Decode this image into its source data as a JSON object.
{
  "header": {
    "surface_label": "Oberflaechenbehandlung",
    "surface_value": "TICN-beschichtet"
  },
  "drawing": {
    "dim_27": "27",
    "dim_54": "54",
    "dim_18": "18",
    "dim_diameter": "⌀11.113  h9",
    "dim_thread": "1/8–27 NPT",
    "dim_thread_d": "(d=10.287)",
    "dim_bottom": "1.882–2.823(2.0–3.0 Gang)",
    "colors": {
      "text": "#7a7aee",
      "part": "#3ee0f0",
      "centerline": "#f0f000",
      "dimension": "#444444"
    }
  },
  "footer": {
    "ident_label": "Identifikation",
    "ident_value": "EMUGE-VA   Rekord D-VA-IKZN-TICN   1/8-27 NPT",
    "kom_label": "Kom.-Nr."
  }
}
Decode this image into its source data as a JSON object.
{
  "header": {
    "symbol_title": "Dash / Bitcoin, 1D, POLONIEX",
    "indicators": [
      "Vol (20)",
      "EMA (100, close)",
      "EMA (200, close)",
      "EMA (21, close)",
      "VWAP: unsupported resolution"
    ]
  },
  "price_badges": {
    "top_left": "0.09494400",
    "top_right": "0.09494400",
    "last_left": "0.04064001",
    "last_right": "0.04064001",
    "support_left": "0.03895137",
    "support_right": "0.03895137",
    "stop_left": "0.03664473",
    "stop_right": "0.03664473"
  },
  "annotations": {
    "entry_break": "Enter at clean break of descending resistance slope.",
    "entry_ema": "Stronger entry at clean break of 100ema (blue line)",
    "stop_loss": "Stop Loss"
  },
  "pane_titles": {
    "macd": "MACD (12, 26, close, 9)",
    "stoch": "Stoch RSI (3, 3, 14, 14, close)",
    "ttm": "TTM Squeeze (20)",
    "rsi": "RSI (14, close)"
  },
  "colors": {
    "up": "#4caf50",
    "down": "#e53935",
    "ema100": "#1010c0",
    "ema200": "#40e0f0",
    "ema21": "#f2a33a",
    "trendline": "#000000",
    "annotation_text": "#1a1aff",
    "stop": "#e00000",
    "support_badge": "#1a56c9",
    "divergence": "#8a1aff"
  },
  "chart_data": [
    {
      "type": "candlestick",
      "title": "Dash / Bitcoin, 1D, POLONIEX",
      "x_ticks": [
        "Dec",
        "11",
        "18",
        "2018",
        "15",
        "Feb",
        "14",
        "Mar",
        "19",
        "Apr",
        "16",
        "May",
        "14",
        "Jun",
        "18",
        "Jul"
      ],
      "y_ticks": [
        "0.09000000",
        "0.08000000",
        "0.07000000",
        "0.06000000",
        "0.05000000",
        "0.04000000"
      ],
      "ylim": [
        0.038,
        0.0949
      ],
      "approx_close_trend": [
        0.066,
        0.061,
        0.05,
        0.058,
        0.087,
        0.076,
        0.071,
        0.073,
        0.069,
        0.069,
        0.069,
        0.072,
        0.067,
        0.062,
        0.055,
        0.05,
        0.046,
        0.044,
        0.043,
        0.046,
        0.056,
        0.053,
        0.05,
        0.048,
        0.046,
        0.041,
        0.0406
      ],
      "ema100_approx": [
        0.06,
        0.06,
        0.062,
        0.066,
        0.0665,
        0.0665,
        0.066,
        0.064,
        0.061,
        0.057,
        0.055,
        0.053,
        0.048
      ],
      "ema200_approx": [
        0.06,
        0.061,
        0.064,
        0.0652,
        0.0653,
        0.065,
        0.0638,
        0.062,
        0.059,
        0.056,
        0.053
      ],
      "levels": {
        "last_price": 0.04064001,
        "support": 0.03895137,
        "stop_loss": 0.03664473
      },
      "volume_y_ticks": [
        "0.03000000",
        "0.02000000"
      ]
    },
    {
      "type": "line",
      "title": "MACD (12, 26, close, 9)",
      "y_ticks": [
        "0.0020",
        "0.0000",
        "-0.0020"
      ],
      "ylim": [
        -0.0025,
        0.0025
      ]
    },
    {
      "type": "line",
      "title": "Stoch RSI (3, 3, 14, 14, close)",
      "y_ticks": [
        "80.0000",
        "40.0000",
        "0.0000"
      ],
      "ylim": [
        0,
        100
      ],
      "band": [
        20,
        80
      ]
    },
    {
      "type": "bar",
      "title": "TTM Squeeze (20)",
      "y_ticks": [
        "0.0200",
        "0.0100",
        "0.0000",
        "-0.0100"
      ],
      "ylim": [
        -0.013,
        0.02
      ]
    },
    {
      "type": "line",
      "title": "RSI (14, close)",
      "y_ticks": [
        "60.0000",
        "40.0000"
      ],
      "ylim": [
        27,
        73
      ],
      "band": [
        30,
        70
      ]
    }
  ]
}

[Given problem]
Find each line holding "POLONIEX". Copy it out.

[Finished task]
    "symbol_title": "Dash / Bitcoin, 1D, POLONIEX",
      "title": "Dash / Bitcoin, 1D, POLONIEX",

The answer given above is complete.